Given exercise.
Write down every entry below once more, exactly.

Input material.
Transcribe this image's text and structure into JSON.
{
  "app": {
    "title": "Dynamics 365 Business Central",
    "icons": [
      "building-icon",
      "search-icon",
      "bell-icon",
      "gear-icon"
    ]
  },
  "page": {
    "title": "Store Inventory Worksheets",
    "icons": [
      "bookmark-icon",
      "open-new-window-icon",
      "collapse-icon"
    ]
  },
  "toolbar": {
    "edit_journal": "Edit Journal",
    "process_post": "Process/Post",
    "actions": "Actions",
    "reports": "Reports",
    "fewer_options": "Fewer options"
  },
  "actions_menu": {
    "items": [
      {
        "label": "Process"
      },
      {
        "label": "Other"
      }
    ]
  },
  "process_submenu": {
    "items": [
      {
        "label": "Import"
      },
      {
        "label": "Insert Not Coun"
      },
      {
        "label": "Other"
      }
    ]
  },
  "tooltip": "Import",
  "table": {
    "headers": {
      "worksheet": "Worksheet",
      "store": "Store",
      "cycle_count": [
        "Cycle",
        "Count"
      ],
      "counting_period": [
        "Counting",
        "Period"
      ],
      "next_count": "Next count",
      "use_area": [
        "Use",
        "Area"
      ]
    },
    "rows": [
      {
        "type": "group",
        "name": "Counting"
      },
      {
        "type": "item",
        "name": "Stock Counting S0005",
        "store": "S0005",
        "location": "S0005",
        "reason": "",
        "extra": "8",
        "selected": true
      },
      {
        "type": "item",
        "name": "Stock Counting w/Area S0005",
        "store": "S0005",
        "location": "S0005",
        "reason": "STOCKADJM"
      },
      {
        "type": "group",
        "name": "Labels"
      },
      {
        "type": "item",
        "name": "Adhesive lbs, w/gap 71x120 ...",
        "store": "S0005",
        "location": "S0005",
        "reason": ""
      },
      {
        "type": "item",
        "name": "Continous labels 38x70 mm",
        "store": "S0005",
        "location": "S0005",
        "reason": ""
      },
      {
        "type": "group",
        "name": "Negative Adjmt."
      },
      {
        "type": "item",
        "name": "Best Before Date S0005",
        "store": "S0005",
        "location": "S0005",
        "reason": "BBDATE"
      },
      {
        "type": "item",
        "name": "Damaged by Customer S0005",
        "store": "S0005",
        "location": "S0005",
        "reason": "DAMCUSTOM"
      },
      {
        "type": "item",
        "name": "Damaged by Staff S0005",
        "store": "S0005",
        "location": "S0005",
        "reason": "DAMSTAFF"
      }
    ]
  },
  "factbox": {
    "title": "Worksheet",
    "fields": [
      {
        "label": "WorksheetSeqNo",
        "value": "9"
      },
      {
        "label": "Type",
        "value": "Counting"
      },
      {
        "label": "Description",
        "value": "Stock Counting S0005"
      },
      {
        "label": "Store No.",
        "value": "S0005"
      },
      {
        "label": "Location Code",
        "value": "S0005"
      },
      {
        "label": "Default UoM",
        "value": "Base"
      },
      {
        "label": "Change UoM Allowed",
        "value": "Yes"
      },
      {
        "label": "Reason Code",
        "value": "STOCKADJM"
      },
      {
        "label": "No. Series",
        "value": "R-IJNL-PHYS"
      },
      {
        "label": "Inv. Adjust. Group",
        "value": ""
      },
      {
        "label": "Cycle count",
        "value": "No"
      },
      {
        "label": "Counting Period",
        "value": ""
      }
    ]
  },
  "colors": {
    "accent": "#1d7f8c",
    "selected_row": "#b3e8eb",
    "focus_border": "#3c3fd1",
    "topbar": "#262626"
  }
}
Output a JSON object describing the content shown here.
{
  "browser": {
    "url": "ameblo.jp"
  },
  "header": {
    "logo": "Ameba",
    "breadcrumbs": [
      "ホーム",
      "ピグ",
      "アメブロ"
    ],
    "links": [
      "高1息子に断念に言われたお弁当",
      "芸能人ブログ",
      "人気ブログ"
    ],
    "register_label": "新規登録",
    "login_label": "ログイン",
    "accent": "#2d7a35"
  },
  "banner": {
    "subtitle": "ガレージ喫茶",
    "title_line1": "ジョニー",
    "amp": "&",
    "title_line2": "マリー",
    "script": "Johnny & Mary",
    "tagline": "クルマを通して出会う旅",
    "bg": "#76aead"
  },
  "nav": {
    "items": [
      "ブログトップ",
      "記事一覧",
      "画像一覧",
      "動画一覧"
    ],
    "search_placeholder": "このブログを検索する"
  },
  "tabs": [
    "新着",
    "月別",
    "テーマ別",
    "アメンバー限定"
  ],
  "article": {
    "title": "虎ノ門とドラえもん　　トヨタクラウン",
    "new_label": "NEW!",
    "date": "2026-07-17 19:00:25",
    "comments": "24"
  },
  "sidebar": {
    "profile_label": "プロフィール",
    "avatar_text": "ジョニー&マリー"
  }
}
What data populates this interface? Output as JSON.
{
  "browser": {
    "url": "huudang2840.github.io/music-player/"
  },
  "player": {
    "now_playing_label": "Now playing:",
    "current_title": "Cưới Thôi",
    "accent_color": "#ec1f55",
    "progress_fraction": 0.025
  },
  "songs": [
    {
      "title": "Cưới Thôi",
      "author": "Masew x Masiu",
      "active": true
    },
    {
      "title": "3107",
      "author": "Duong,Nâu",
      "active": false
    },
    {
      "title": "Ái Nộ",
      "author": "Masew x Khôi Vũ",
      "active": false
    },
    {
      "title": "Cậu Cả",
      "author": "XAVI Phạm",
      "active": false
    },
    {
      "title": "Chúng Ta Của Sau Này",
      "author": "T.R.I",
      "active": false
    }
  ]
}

Task solution.
Transcribe this image's text and structure into JSON.
{
  "app": {
    "title": "Dynamics 365 Business Central",
    "icons": [
      "building-icon",
      "search-icon",
      "bell-icon",
      "gear-icon"
    ]
  },
  "page": {
    "title": "Store Inventory Worksheets",
    "icons": [
      "bookmark-icon",
      "open-new-window-icon",
      "collapse-icon"
    ]
  },
  "toolbar": {
    "edit_journal": "Edit Journal",
    "process_post": "Process/Post",
    "actions": "Actions",
    "reports": "Reports",
    "fewer_options": "Fewer options"
  },
  "actions_menu": {
    "items": [
      {
        "label": "Process"
      },
      {
        "label": "Other"
      }
    ]
  },
  "process_submenu": {
    "items": [
      {
        "label": "Import"
      },
      {
        "label": "Insert Not Coun"
      },
      {
        "label": "Other"
      }
    ]
  },
  "tooltip": "Import",
  "table": {
    "headers": {
      "worksheet": "Worksheet",
      "store": "Store",
      "cycle_count": [
        "Cycle",
        "Count"
      ],
      "counting_period": [
        "Counting",
        "Period"
      ],
      "next_count": "Next count",
      "use_area": [
        "Use",
        "Area"
      ]
    },
    "rows": [
      {
        "type": "group",
        "name": "Counting"
      },
      {
        "type": "item",
        "name": "Stock Counting S0005",
        "store": "S0005",
        "location": "S0005",
        "reason": "",
        "extra": "8",
        "selected": true
      },
      {
        "type": "item",
        "name": "Stock Counting w/Area S0005",
        "store": "S0005",
        "location": "S0005",
        "reason": "STOCKADJM"
      },
      {
        "type": "group",
        "name": "Labels"
      },
      {
        "type": "item",
        "name": "Adhesive lbs, w/gap 71x120 ...",
        "store": "S0005",
        "location": "S0005",
        "reason": ""
      },
      {
        "type": "item",
        "name": "Continous labels 38x70 mm",
        "store": "S0005",
        "location": "S0005",
        "reason": ""
      },
      {
        "type": "group",
        "name": "Negative Adjmt."
      },
      {
        "type": "item",
        "name": "Best Before Date S0005",
        "store": "S0005",
        "location": "S0005",
        "reason": "BBDATE"
      },
      {
        "type": "item",
        "name": "Damaged by Customer S0005",
        "store": "S0005",
        "location": "S0005",
        "reason": "DAMCUSTOM"
      },
      {
        "type": "item",
        "name": "Damaged by Staff S0005",
        "store": "S0005",
        "location": "S0005",
        "reason": "DAMSTAFF"
      }
    ]
  },
  "factbox": {
    "title": "Worksheet",
    "fields": [
      {
        "label": "WorksheetSeqNo",
        "value": "9"
      },
      {
        "label": "Type",
        "value": "Counting"
      },
      {
        "label": "Description",
        "value": "Stock Counting S0005"
      },
      {
        "label": "Store No.",
        "value": "S0005"
      },
      {
        "label": "Location Code",
        "value": "S0005"
      },
      {
        "label": "Default UoM",
        "value": "Base"
      },
      {
        "label": "Change UoM Allowed",
        "value": "Yes"
      },
      {
        "label": "Reason Code",
        "value": "STOCKADJM"
      },
      {
        "label": "No. Series",
        "value": "R-IJNL-PHYS"
      },
      {
        "label": "Inv. Adjust. Group",
        "value": ""
      },
      {
        "label": "Cycle count",
        "value": "No"
      },
      {
        "label": "Counting Period",
        "value": ""
      }
    ]
  },
  "colors": {
    "accent": "#1d7f8c",
    "selected_row": "#b3e8eb",
    "focus_border": "#3c3fd1",
    "topbar": "#262626"
  }
}
Output a JSON object describing the content shown here.
{
  "browser": {
    "url": "ameblo.jp"
  },
  "header": {
    "logo": "Ameba",
    "breadcrumbs": [
      "ホーム",
      "ピグ",
      "アメブロ"
    ],
    "links": [
      "高1息子に断念に言われたお弁当",
      "芸能人ブログ",
      "人気ブログ"
    ],
    "register_label": "新規登録",
    "login_label": "ログイン",
    "accent": "#2d7a35"
  },
  "banner": {
    "subtitle": "ガレージ喫茶",
    "title_line1": "ジョニー",
    "amp": "&",
    "title_line2": "マリー",
    "script": "Johnny & Mary",
    "tagline": "クルマを通して出会う旅",
    "bg": "#76aead"
  },
  "nav": {
    "items": [
      "ブログトップ",
      "記事一覧",
      "画像一覧",
      "動画一覧"
    ],
    "search_placeholder": "このブログを検索する"
  },
  "tabs": [
    "新着",
    "月別",
    "テーマ別",
    "アメンバー限定"
  ],
  "article": {
    "title": "虎ノ門とドラえもん　　トヨタクラウン",
    "new_label": "NEW!",
    "date": "2026-07-17 19:00:25",
    "comments": "24"
  },
  "sidebar": {
    "profile_label": "プロフィール",
    "avatar_text": "ジョニー&マリー"
  }
}
What data populates this interface? Output as JSON.
{
  "browser": {
    "url": "huudang2840.github.io/music-player/"
  },
  "player": {
    "now_playing_label": "Now playing:",
    "current_title": "Cưới Thôi",
    "accent_color": "#ec1f55",
    "progress_fraction": 0.025
  },
  "songs": [
    {
      "title": "Cưới Thôi",
      "author": "Masew x Masiu",
      "active": true
    },
    {
      "title": "3107",
      "author": "Duong,Nâu",
      "active": false
    },
    {
      "title": "Ái Nộ",
      "author": "Masew x Khôi Vũ",
      "active": false
    },
    {
      "title": "Cậu Cả",
      "author": "XAVI Phạm",
      "active": false
    },
    {
      "title": "Chúng Ta Của Sau Này",
      "author": "T.R.I",
      "active": false
    }
  ]
}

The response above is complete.